**PROBLEM DETAILS**
Copy each of the entries below faithfully, setting aside any pictures.

**SOURCE RECORDS**
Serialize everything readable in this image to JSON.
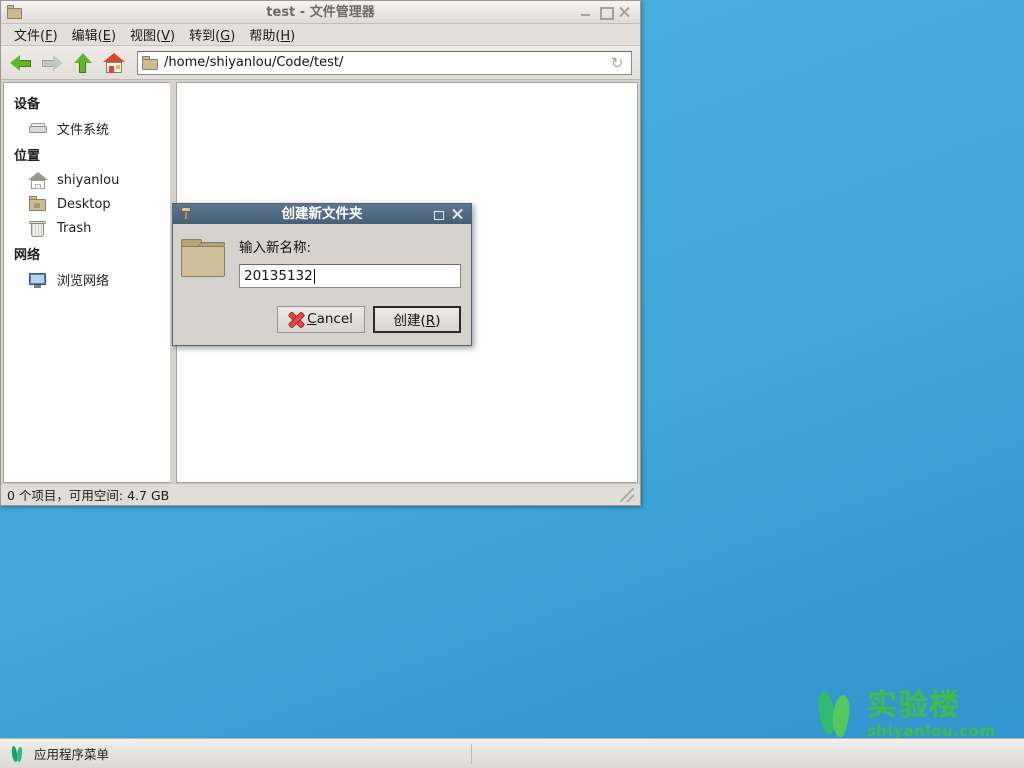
{
  "desktop": {
    "bg_top": "#4fb7e0",
    "bg_bottom": "#2f96cf",
    "watermark": {
      "cn": "实验楼",
      "en": "shiyanlou.com",
      "color": "#3fc23f"
    }
  },
  "taskbar": {
    "app_menu_label": "应用程序菜单",
    "icon": "shiyanlou-leaf-icon"
  },
  "file_manager": {
    "title": "test - 文件管理器",
    "window_buttons": {
      "minimize": "–",
      "maximize": "□",
      "close": "✕"
    },
    "menu": [
      {
        "label": "文件(F)",
        "text": "文件(",
        "accel": "F",
        "tail": ")"
      },
      {
        "label": "编辑(E)",
        "text": "编辑(",
        "accel": "E",
        "tail": ")"
      },
      {
        "label": "视图(V)",
        "text": "视图(",
        "accel": "V",
        "tail": ")"
      },
      {
        "label": "转到(G)",
        "text": "转到(",
        "accel": "G",
        "tail": ")"
      },
      {
        "label": "帮助(H)",
        "text": "帮助(",
        "accel": "H",
        "tail": ")"
      }
    ],
    "toolbar": {
      "back": "back-arrow-icon",
      "forward": "forward-arrow-icon",
      "up": "up-arrow-icon",
      "home": "home-icon",
      "reload": "↻"
    },
    "path": "/home/shiyanlou/Code/test/",
    "sidebar": {
      "sections": [
        {
          "header": "设备",
          "items": [
            {
              "label": "文件系统",
              "icon": "drive-icon"
            }
          ]
        },
        {
          "header": "位置",
          "items": [
            {
              "label": "shiyanlou",
              "icon": "home-icon"
            },
            {
              "label": "Desktop",
              "icon": "folder-icon"
            },
            {
              "label": "Trash",
              "icon": "trash-icon"
            }
          ]
        },
        {
          "header": "网络",
          "items": [
            {
              "label": "浏览网络",
              "icon": "network-icon"
            }
          ]
        }
      ]
    },
    "status": "0 个项目，可用空间: 4.7 GB"
  },
  "dialog": {
    "title": "创建新文件夹",
    "icon": "new-folder-key-icon",
    "window_buttons": {
      "maximize": "□",
      "close": "✕"
    },
    "folder_icon": "folder-icon-large",
    "label": "输入新名称:",
    "input_value": "20135132",
    "input_placeholder": "",
    "buttons": {
      "cancel": {
        "text": "",
        "accel": "C",
        "tail": "ancel",
        "full": "Cancel",
        "icon": "red-x-icon"
      },
      "create": {
        "text": "创建(",
        "accel": "R",
        "tail": ")",
        "full": "创建(R)",
        "default": true
      }
    }
  }
}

**SOLUTION TO THE EXERCISE**
Serialize everything readable in this image to JSON.
{
  "desktop": {
    "bg_top": "#4fb7e0",
    "bg_bottom": "#2f96cf",
    "watermark": {
      "cn": "实验楼",
      "en": "shiyanlou.com",
      "color": "#3fc23f"
    }
  },
  "taskbar": {
    "app_menu_label": "应用程序菜单",
    "icon": "shiyanlou-leaf-icon"
  },
  "file_manager": {
    "title": "test - 文件管理器",
    "window_buttons": {
      "minimize": "–",
      "maximize": "□",
      "close": "✕"
    },
    "menu": [
      {
        "label": "文件(F)",
        "text": "文件(",
        "accel": "F",
        "tail": ")"
      },
      {
        "label": "编辑(E)",
        "text": "编辑(",
        "accel": "E",
        "tail": ")"
      },
      {
        "label": "视图(V)",
        "text": "视图(",
        "accel": "V",
        "tail": ")"
      },
      {
        "label": "转到(G)",
        "text": "转到(",
        "accel": "G",
        "tail": ")"
      },
      {
        "label": "帮助(H)",
        "text": "帮助(",
        "accel": "H",
        "tail": ")"
      }
    ],
    "toolbar": {
      "back": "back-arrow-icon",
      "forward": "forward-arrow-icon",
      "up": "up-arrow-icon",
      "home": "home-icon",
      "reload": "↻"
    },
    "path": "/home/shiyanlou/Code/test/",
    "sidebar": {
      "sections": [
        {
          "header": "设备",
          "items": [
            {
              "label": "文件系统",
              "icon": "drive-icon"
            }
          ]
        },
        {
          "header": "位置",
          "items": [
            {
              "label": "shiyanlou",
              "icon": "home-icon"
            },
            {
              "label": "Desktop",
              "icon": "folder-icon"
            },
            {
              "label": "Trash",
              "icon": "trash-icon"
            }
          ]
        },
        {
          "header": "网络",
          "items": [
            {
              "label": "浏览网络",
              "icon": "network-icon"
            }
          ]
        }
      ]
    },
    "status": "0 个项目，可用空间: 4.7 GB"
  },
  "dialog": {
    "title": "创建新文件夹",
    "icon": "new-folder-key-icon",
    "window_buttons": {
      "maximize": "□",
      "close": "✕"
    },
    "folder_icon": "folder-icon-large",
    "label": "输入新名称:",
    "input_value": "20135132",
    "input_placeholder": "",
    "buttons": {
      "cancel": {
        "text": "",
        "accel": "C",
        "tail": "ancel",
        "full": "Cancel",
        "icon": "red-x-icon"
      },
      "create": {
        "text": "创建(",
        "accel": "R",
        "tail": ")",
        "full": "创建(R)",
        "default": true
      }
    }
  }
}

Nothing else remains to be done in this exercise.